Work to do
Send back the entries below exactly as they appear.

Records for this exercise

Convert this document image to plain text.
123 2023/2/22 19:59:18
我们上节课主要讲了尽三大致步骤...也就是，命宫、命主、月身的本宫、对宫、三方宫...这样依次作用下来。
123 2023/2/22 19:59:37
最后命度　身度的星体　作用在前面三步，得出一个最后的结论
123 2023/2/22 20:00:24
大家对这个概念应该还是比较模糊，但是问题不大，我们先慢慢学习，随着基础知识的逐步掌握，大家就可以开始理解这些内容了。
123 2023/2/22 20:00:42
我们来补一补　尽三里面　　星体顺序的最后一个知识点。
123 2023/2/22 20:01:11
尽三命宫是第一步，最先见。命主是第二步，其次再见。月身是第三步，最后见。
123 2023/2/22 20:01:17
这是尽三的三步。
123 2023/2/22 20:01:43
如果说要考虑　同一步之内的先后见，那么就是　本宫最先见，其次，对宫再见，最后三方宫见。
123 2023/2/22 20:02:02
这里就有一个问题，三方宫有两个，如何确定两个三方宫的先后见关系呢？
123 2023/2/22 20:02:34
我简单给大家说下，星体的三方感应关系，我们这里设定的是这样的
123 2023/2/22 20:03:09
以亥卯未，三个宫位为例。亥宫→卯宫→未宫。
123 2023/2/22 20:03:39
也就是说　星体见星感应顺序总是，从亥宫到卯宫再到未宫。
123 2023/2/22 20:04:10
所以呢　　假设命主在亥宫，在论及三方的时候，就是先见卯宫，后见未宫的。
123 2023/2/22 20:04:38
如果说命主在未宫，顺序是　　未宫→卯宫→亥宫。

Output below
Convert this document image to plain text.
123 2023/2/22 19:59:18
我们上节课主要讲了尽三大致步骤...也就是，命宫、命主、月身的本宫、对宫、三方宫...这样依次作用下来。
123 2023/2/22 19:59:37
最后命度　身度的星体　作用在前面三步，得出一个最后的结论
123 2023/2/22 20:00:24
大家对这个概念应该还是比较模糊，但是问题不大，我们先慢慢学习，随着基础知识的逐步掌握，大家就可以开始理解这些内容了。
123 2023/2/22 20:00:42
我们来补一补　尽三里面　　星体顺序的最后一个知识点。
123 2023/2/22 20:01:11
尽三命宫是第一步，最先见。命主是第二步，其次再见。月身是第三步，最后见。
123 2023/2/22 20:01:17
这是尽三的三步。
123 2023/2/22 20:01:43
如果说要考虑　同一步之内的先后见，那么就是　本宫最先见，其次，对宫再见，最后三方宫见。
123 2023/2/22 20:02:02
这里就有一个问题，三方宫有两个，如何确定两个三方宫的先后见关系呢？
123 2023/2/22 20:02:34
我简单给大家说下，星体的三方感应关系，我们这里设定的是这样的
123 2023/2/22 20:03:09
以亥卯未，三个宫位为例。亥宫→卯宫→未宫。
123 2023/2/22 20:03:39
也就是说　星体见星感应顺序总是，从亥宫到卯宫再到未宫。
123 2023/2/22 20:04:10
所以呢　　假设命主在亥宫，在论及三方的时候，就是先见卯宫，后见未宫的。
123 2023/2/22 20:04:38
如果说命主在未宫，顺序是　　未宫→卯宫→亥宫。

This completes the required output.